SET EXERCISE: What follows is a listing; restate every line of it word for word.

=======

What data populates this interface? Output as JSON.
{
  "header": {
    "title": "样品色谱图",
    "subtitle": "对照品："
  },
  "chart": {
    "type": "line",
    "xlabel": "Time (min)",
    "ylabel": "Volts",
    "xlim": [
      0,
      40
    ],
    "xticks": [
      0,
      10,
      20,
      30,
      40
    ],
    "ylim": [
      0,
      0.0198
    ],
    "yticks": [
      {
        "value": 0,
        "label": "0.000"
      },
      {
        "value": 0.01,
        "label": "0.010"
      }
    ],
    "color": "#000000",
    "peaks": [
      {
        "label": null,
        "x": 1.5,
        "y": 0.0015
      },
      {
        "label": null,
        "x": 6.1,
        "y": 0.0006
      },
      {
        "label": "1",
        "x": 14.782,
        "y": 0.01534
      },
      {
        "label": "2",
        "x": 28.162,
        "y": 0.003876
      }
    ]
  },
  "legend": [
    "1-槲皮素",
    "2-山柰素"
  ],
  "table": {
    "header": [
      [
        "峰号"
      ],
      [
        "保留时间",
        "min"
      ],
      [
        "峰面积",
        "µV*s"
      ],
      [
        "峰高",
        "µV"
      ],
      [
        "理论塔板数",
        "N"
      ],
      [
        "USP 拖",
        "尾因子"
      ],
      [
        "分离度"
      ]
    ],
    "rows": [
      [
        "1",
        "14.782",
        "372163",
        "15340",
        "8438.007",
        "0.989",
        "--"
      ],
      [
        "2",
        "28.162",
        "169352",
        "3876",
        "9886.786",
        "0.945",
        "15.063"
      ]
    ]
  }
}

=======

EXERCISE ANSWER:
What data populates this interface? Output as JSON.
{
  "header": {
    "title": "样品色谱图",
    "subtitle": "对照品："
  },
  "chart": {
    "type": "line",
    "xlabel": "Time (min)",
    "ylabel": "Volts",
    "xlim": [
      0,
      40
    ],
    "xticks": [
      0,
      10,
      20,
      30,
      40
    ],
    "ylim": [
      0,
      0.0198
    ],
    "yticks": [
      {
        "value": 0,
        "label": "0.000"
      },
      {
        "value": 0.01,
        "label": "0.010"
      }
    ],
    "color": "#000000",
    "peaks": [
      {
        "label": null,
        "x": 1.5,
        "y": 0.0015
      },
      {
        "label": null,
        "x": 6.1,
        "y": 0.0006
      },
      {
        "label": "1",
        "x": 14.782,
        "y": 0.01534
      },
      {
        "label": "2",
        "x": 28.162,
        "y": 0.003876
      }
    ]
  },
  "legend": [
    "1-槲皮素",
    "2-山柰素"
  ],
  "table": {
    "header": [
      [
        "峰号"
      ],
      [
        "保留时间",
        "min"
      ],
      [
        "峰面积",
        "µV*s"
      ],
      [
        "峰高",
        "µV"
      ],
      [
        "理论塔板数",
        "N"
      ],
      [
        "USP 拖",
        "尾因子"
      ],
      [
        "分离度"
      ]
    ],
    "rows": [
      [
        "1",
        "14.782",
        "372163",
        "15340",
        "8438.007",
        "0.989",
        "--"
      ],
      [
        "2",
        "28.162",
        "169352",
        "3876",
        "9886.786",
        "0.945",
        "15.063"
      ]
    ]
  }
}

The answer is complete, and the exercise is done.